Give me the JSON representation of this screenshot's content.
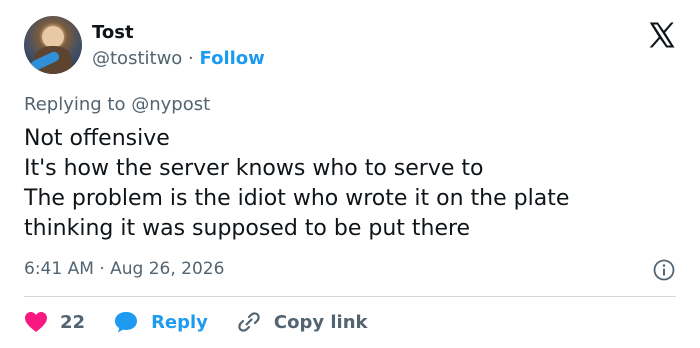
{
  "author": {
    "name": "Tost",
    "handle": "@tostitwo",
    "separator": "·",
    "follow_label": "Follow"
  },
  "reply_context": {
    "prefix": "Replying to",
    "mention": "@nypost"
  },
  "tweet": {
    "lines": [
      "Not offensive",
      "It's how the server knows who to serve to",
      "The problem is the idiot who wrote it on the plate",
      "thinking it was supposed to be put there"
    ],
    "time": "6:41 AM",
    "separator": "·",
    "date": "Aug 26, 2026"
  },
  "actions": {
    "like_count": "22",
    "reply_label": "Reply",
    "copy_link_label": "Copy link"
  },
  "icons": {
    "brand": "x-logo-icon",
    "info": "info-icon",
    "like": "heart-icon",
    "reply": "speech-bubble-icon",
    "copy_link": "link-icon"
  },
  "colors": {
    "accent": "#1d9bf0",
    "like": "#f91880",
    "secondary_text": "#536471",
    "text": "#0f1419"
  }
}
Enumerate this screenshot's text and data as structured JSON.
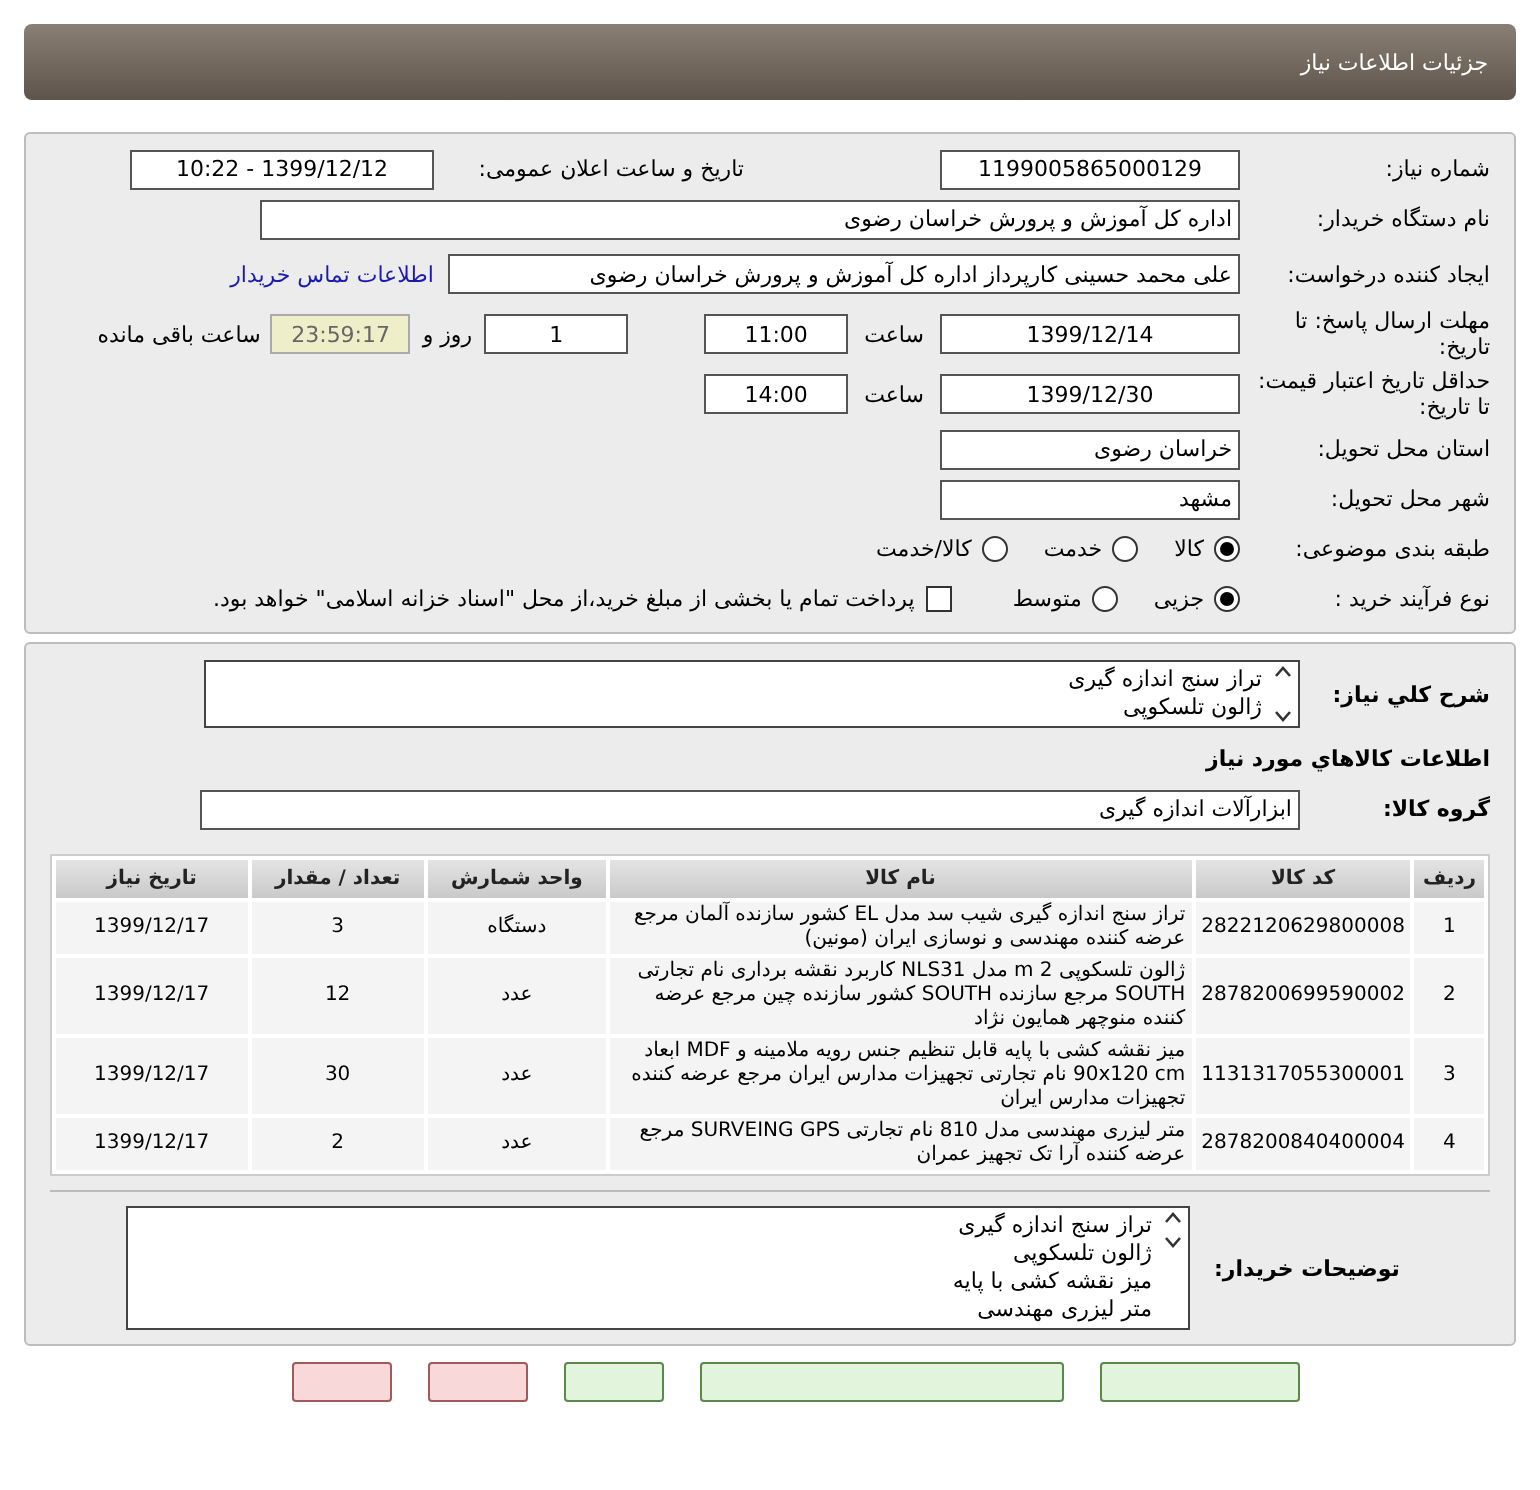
{
  "header": {
    "title": "جزئیات اطلاعات نیاز"
  },
  "details": {
    "need_number": {
      "label": "شماره نیاز:",
      "value": "1199005865000129"
    },
    "announce": {
      "label": "تاریخ و ساعت اعلان عمومی:",
      "value": "1399/12/12 - 10:22"
    },
    "buyer_org": {
      "label": "نام دستگاه خریدار:",
      "value": "اداره کل آموزش و پرورش خراسان رضوی"
    },
    "creator": {
      "label": "ایجاد کننده درخواست:",
      "value": "علی محمد حسینی کارپرداز اداره کل آموزش و پرورش خراسان رضوی",
      "link": "اطلاعات تماس خریدار"
    },
    "deadline": {
      "label": "مهلت ارسال پاسخ: تا تاریخ:",
      "date": "1399/12/14",
      "time_label": "ساعت",
      "time": "11:00",
      "days": "1",
      "days_label": "روز و",
      "remaining": "23:59:17",
      "remaining_label": "ساعت باقی مانده"
    },
    "validity": {
      "label": "حداقل تاریخ اعتبار قیمت: تا تاریخ:",
      "date": "1399/12/30",
      "time_label": "ساعت",
      "time": "14:00"
    },
    "province": {
      "label": "استان محل تحویل:",
      "value": "خراسان رضوی"
    },
    "city": {
      "label": "شهر محل تحویل:",
      "value": "مشهد"
    },
    "category": {
      "label": "طبقه بندی موضوعی:",
      "options": [
        {
          "label": "کالا",
          "selected": true
        },
        {
          "label": "خدمت",
          "selected": false
        },
        {
          "label": "کالا/خدمت",
          "selected": false
        }
      ]
    },
    "process": {
      "label": "نوع فرآیند خرید :",
      "options": [
        {
          "label": "جزیی",
          "selected": true
        },
        {
          "label": "متوسط",
          "selected": false
        }
      ],
      "payment": {
        "label": "پرداخت تمام یا بخشی از مبلغ خرید،از محل \"اسناد خزانه اسلامی\" خواهد بود.",
        "checked": false
      }
    }
  },
  "summary": {
    "label": "شرح كلي نياز:",
    "lines": [
      "تراز سنج اندازه گیری",
      "ژالون تلسکوپی"
    ]
  },
  "goods_heading": "اطلاعات كالاهاي مورد نياز",
  "goods_group": {
    "label": "گروه کالا:",
    "value": "ابزارآلات اندازه گیری"
  },
  "table": {
    "columns": [
      "ردیف",
      "کد کالا",
      "نام کالا",
      "واحد شمارش",
      "تعداد / مقدار",
      "تاریخ نیاز"
    ],
    "rows": [
      {
        "index": "1",
        "code": "2822120629800008",
        "name": "تراز سنج اندازه گیری شیب سد مدل EL کشور سازنده آلمان مرجع عرضه کننده مهندسی و نوسازی ایران (مونین)",
        "unit": "دستگاه",
        "qty": "3",
        "date": "1399/12/17"
      },
      {
        "index": "2",
        "code": "2878200699590002",
        "name": "ژالون تلسکوپی m 2 مدل NLS31 کاربرد نقشه برداری نام تجارتی SOUTH مرجع سازنده SOUTH کشور سازنده چین مرجع عرضه کننده منوچهر همایون نژاد",
        "unit": "عدد",
        "qty": "12",
        "date": "1399/12/17"
      },
      {
        "index": "3",
        "code": "1131317055300001",
        "name": "میز نقشه کشی با پایه قابل تنظیم جنس رویه ملامینه و MDF ابعاد 90x120 cm نام تجارتی تجهیزات مدارس ایران مرجع عرضه کننده تجهیزات مدارس ایران",
        "unit": "عدد",
        "qty": "30",
        "date": "1399/12/17"
      },
      {
        "index": "4",
        "code": "2878200840400004",
        "name": "متر لیزری مهندسی مدل 810 نام تجارتی SURVEING GPS مرجع عرضه کننده آرا تک تجهیز عمران",
        "unit": "عدد",
        "qty": "2",
        "date": "1399/12/17"
      }
    ]
  },
  "buyer_notes": {
    "label": "توضیحات خریدار:",
    "lines": [
      "تراز سنج اندازه گیری",
      "ژالون تلسکوپی",
      "میز نقشه کشی با پایه",
      "متر لیزری مهندسی"
    ]
  },
  "footer_buttons": [
    {
      "kind": "green"
    },
    {
      "kind": "green"
    },
    {
      "kind": "green"
    },
    {
      "kind": "pink"
    },
    {
      "kind": "pink"
    }
  ]
}
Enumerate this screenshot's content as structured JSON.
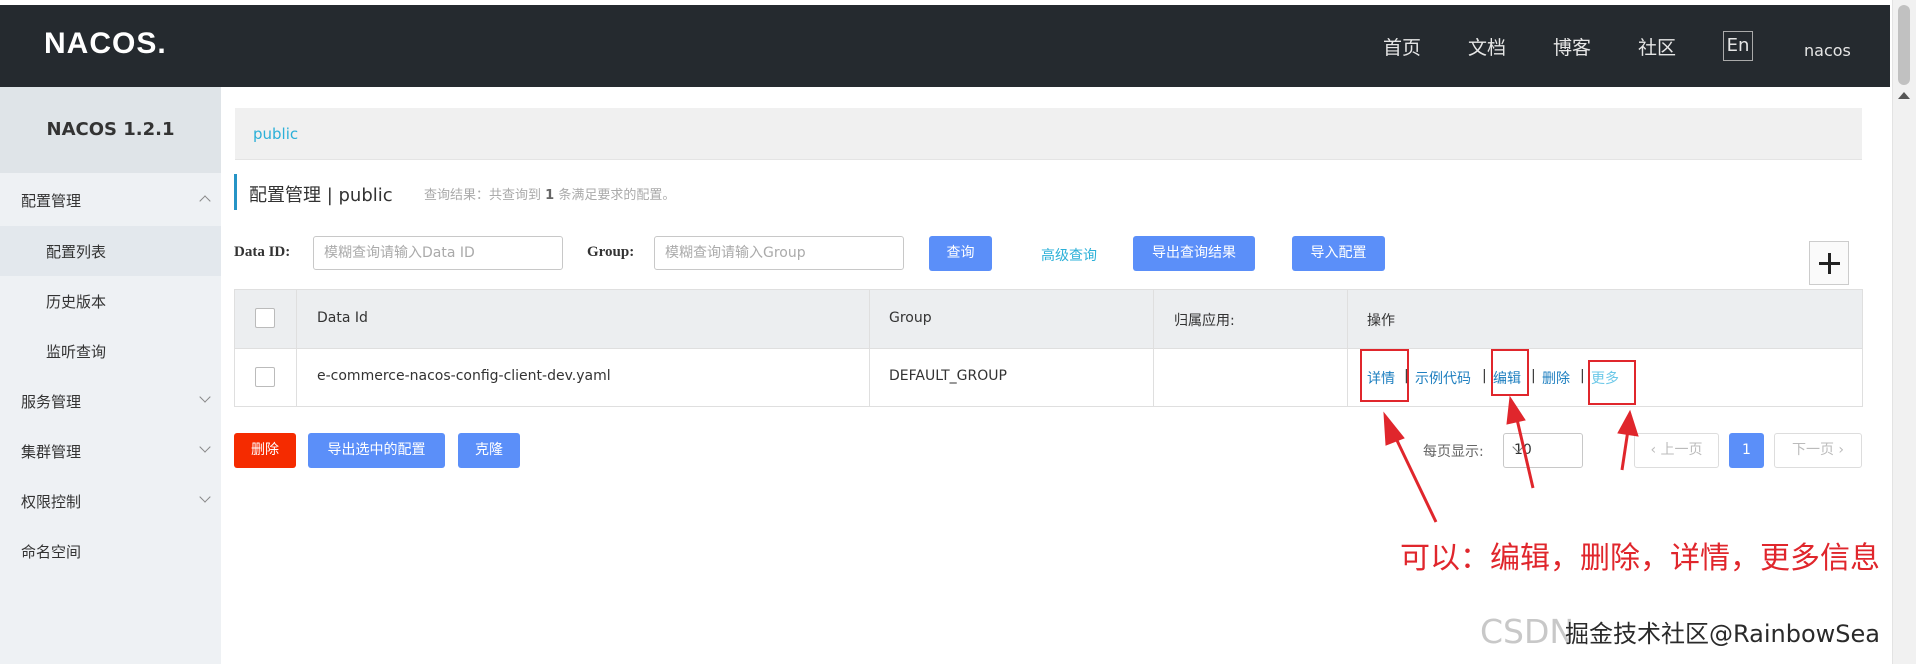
{
  "header": {
    "logo": "NACOS.",
    "nav": [
      "首页",
      "文档",
      "博客",
      "社区"
    ],
    "lang": "En",
    "user": "nacos"
  },
  "sidebar": {
    "version": "NACOS 1.2.1",
    "items": [
      {
        "label": "配置管理",
        "expanded": true
      },
      {
        "label": "配置列表",
        "sub": true,
        "active": true
      },
      {
        "label": "历史版本",
        "sub": true
      },
      {
        "label": "监听查询",
        "sub": true
      },
      {
        "label": "服务管理"
      },
      {
        "label": "集群管理"
      },
      {
        "label": "权限控制"
      },
      {
        "label": "命名空间"
      }
    ]
  },
  "breadcrumb": "public",
  "page_title": "配置管理 | public",
  "result_prefix": "查询结果：共查询到",
  "result_count": "1",
  "result_suffix": "条满足要求的配置。",
  "filters": {
    "data_id_label": "Data ID:",
    "data_id_placeholder": "模糊查询请输入Data ID",
    "group_label": "Group:",
    "group_placeholder": "模糊查询请输入Group",
    "search_button": "查询",
    "advanced_query": "高级查询",
    "export_results": "导出查询结果",
    "import_config": "导入配置"
  },
  "table": {
    "columns": [
      "Data Id",
      "Group",
      "归属应用:",
      "操作"
    ],
    "rows": [
      {
        "data_id": "e-commerce-nacos-config-client-dev.yaml",
        "group": "DEFAULT_GROUP",
        "app": "",
        "ops": [
          "详情",
          "示例代码",
          "编辑",
          "删除",
          "更多"
        ]
      }
    ]
  },
  "bottom_actions": {
    "delete": "删除",
    "export_selected": "导出选中的配置",
    "clone": "克隆"
  },
  "pager": {
    "label": "每页显示:",
    "page_size": "10",
    "prev": "上一页",
    "current": "1",
    "next": "下一页"
  },
  "annotation": "可以：编辑，删除，详情，更多信息",
  "watermark": "CSDN",
  "watermark_overlay": "掘金技术社区@RainbowSea",
  "colors": {
    "topbar": "#252a2f",
    "primary": "#5b8ff9",
    "danger": "#f52b00",
    "annotation": "#e0262c"
  }
}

#####

• [AIM OF THE TASK]: Write out each line of the data exactly; the images should be left out.

• [CORRECT ANSWER]:
Give me the JSON representation of this screenshot's content.
{
  "author": {
    "name": "Tost",
    "handle": "@tostitwo",
    "separator": "·",
    "follow_label": "Follow"
  },
  "reply_context": {
    "prefix": "Replying to",
    "mention": "@nypost"
  },
  "tweet": {
    "lines": [
      "Not offensive",
      "It's how the server knows who to serve to",
      "The problem is the idiot who wrote it on the plate",
      "thinking it was supposed to be put there"
    ],
    "time": "6:41 AM",
    "separator": "·",
    "date": "Aug 26, 2026"
  },
  "actions": {
    "like_count": "22",
    "reply_label": "Reply",
    "copy_link_label": "Copy link"
  },
  "icons": {
    "brand": "x-logo-icon",
    "info": "info-icon",
    "like": "heart-icon",
    "reply": "speech-bubble-icon",
    "copy_link": "link-icon"
  },
  "colors": {
    "accent": "#1d9bf0",
    "like": "#f91880",
    "secondary_text": "#536471",
    "text": "#0f1419"
  }
}
Enumerate this screenshot's text and data as structured JSON.
{
  "header": {
    "title": "جزئیات اطلاعات نیاز"
  },
  "details": {
    "need_number": {
      "label": "شماره نیاز:",
      "value": "1199005865000129"
    },
    "announce": {
      "label": "تاریخ و ساعت اعلان عمومی:",
      "value": "1399/12/12 - 10:22"
    },
    "buyer_org": {
      "label": "نام دستگاه خریدار:",
      "value": "اداره کل آموزش و پرورش خراسان رضوی"
    },
    "creator": {
      "label": "ایجاد کننده درخواست:",
      "value": "علی محمد حسینی کارپرداز اداره کل آموزش و پرورش خراسان رضوی",
      "link": "اطلاعات تماس خریدار"
    },
    "deadline": {
      "label": "مهلت ارسال پاسخ: تا تاریخ:",
      "date": "1399/12/14",
      "time_label": "ساعت",
      "time": "11:00",
      "days": "1",
      "days_label": "روز و",
      "remaining": "23:59:17",
      "remaining_label": "ساعت باقی مانده"
    },
    "validity": {
      "label": "حداقل تاریخ اعتبار قیمت: تا تاریخ:",
      "date": "1399/12/30",
      "time_label": "ساعت",
      "time": "14:00"
    },
    "province": {
      "label": "استان محل تحویل:",
      "value": "خراسان رضوی"
    },
    "city": {
      "label": "شهر محل تحویل:",
      "value": "مشهد"
    },
    "category": {
      "label": "طبقه بندی موضوعی:",
      "options": [
        {
          "label": "کالا",
          "selected": true
        },
        {
          "label": "خدمت",
          "selected": false
        },
        {
          "label": "کالا/خدمت",
          "selected": false
        }
      ]
    },
    "process": {
      "label": "نوع فرآیند خرید :",
      "options": [
        {
          "label": "جزیی",
          "selected": true
        },
        {
          "label": "متوسط",
          "selected": false
        }
      ],
      "payment": {
        "label": "پرداخت تمام یا بخشی از مبلغ خرید،از محل \"اسناد خزانه اسلامی\" خواهد بود.",
        "checked": false
      }
    }
  },
  "summary": {
    "label": "شرح كلي نياز:",
    "lines": [
      "تراز سنج اندازه گیری",
      "ژالون تلسکوپی"
    ]
  },
  "goods_heading": "اطلاعات كالاهاي مورد نياز",
  "goods_group": {
    "label": "گروه کالا:",
    "value": "ابزارآلات اندازه گیری"
  },
  "table": {
    "columns": [
      "ردیف",
      "کد کالا",
      "نام کالا",
      "واحد شمارش",
      "تعداد / مقدار",
      "تاریخ نیاز"
    ],
    "rows": [
      {
        "index": "1",
        "code": "2822120629800008",
        "name": "تراز سنج اندازه گیری شیب سد مدل EL کشور سازنده آلمان مرجع عرضه کننده مهندسی و نوسازی ایران (مونین)",
        "unit": "دستگاه",
        "qty": "3",
        "date": "1399/12/17"
      },
      {
        "index": "2",
        "code": "2878200699590002",
        "name": "ژالون تلسکوپی m 2 مدل NLS31 کاربرد نقشه برداری نام تجارتی SOUTH مرجع سازنده SOUTH کشور سازنده چین مرجع عرضه کننده منوچهر همایون نژاد",
        "unit": "عدد",
        "qty": "12",
        "date": "1399/12/17"
      },
      {
        "index": "3",
        "code": "1131317055300001",
        "name": "میز نقشه کشی با پایه قابل تنظیم جنس رویه ملامینه و MDF ابعاد 90x120 cm نام تجارتی تجهیزات مدارس ایران مرجع عرضه کننده تجهیزات مدارس ایران",
        "unit": "عدد",
        "qty": "30",
        "date": "1399/12/17"
      },
      {
        "index": "4",
        "code": "2878200840400004",
        "name": "متر لیزری مهندسی مدل 810 نام تجارتی SURVEING GPS مرجع عرضه کننده آرا تک تجهیز عمران",
        "unit": "عدد",
        "qty": "2",
        "date": "1399/12/17"
      }
    ]
  },
  "buyer_notes": {
    "label": "توضیحات خریدار:",
    "lines": [
      "تراز سنج اندازه گیری",
      "ژالون تلسکوپی",
      "میز نقشه کشی با پایه",
      "متر لیزری مهندسی"
    ]
  },
  "footer_buttons": [
    {
      "kind": "green"
    },
    {
      "kind": "green"
    },
    {
      "kind": "green"
    },
    {
      "kind": "pink"
    },
    {
      "kind": "pink"
    }
  ]
}
Enumerate this screenshot's content as structured JSON.
{
  "header": {
    "logo": "NACOS.",
    "nav": [
      "首页",
      "文档",
      "博客",
      "社区"
    ],
    "lang": "En",
    "user": "nacos"
  },
  "sidebar": {
    "version": "NACOS 1.2.1",
    "items": [
      {
        "label": "配置管理",
        "expanded": true
      },
      {
        "label": "配置列表",
        "sub": true,
        "active": true
      },
      {
        "label": "历史版本",
        "sub": true
      },
      {
        "label": "监听查询",
        "sub": true
      },
      {
        "label": "服务管理"
      },
      {
        "label": "集群管理"
      },
      {
        "label": "权限控制"
      },
      {
        "label": "命名空间"
      }
    ]
  },
  "breadcrumb": "public",
  "page_title": "配置管理 | public",
  "result_prefix": "查询结果：共查询到",
  "result_count": "1",
  "result_suffix": "条满足要求的配置。",
  "filters": {
    "data_id_label": "Data ID:",
    "data_id_placeholder": "模糊查询请输入Data ID",
    "group_label": "Group:",
    "group_placeholder": "模糊查询请输入Group",
    "search_button": "查询",
    "advanced_query": "高级查询",
    "export_results": "导出查询结果",
    "import_config": "导入配置"
  },
  "table": {
    "columns": [
      "Data Id",
      "Group",
      "归属应用:",
      "操作"
    ],
    "rows": [
      {
        "data_id": "e-commerce-nacos-config-client-dev.yaml",
        "group": "DEFAULT_GROUP",
        "app": "",
        "ops": [
          "详情",
          "示例代码",
          "编辑",
          "删除",
          "更多"
        ]
      }
    ]
  },
  "bottom_actions": {
    "delete": "删除",
    "export_selected": "导出选中的配置",
    "clone": "克隆"
  },
  "pager": {
    "label": "每页显示:",
    "page_size": "10",
    "prev": "上一页",
    "current": "1",
    "next": "下一页"
  },
  "annotation": "可以：编辑，删除，详情，更多信息",
  "watermark": "CSDN",
  "watermark_overlay": "掘金技术社区@RainbowSea",
  "colors": {
    "topbar": "#252a2f",
    "primary": "#5b8ff9",
    "danger": "#f52b00",
    "annotation": "#e0262c"
  }
}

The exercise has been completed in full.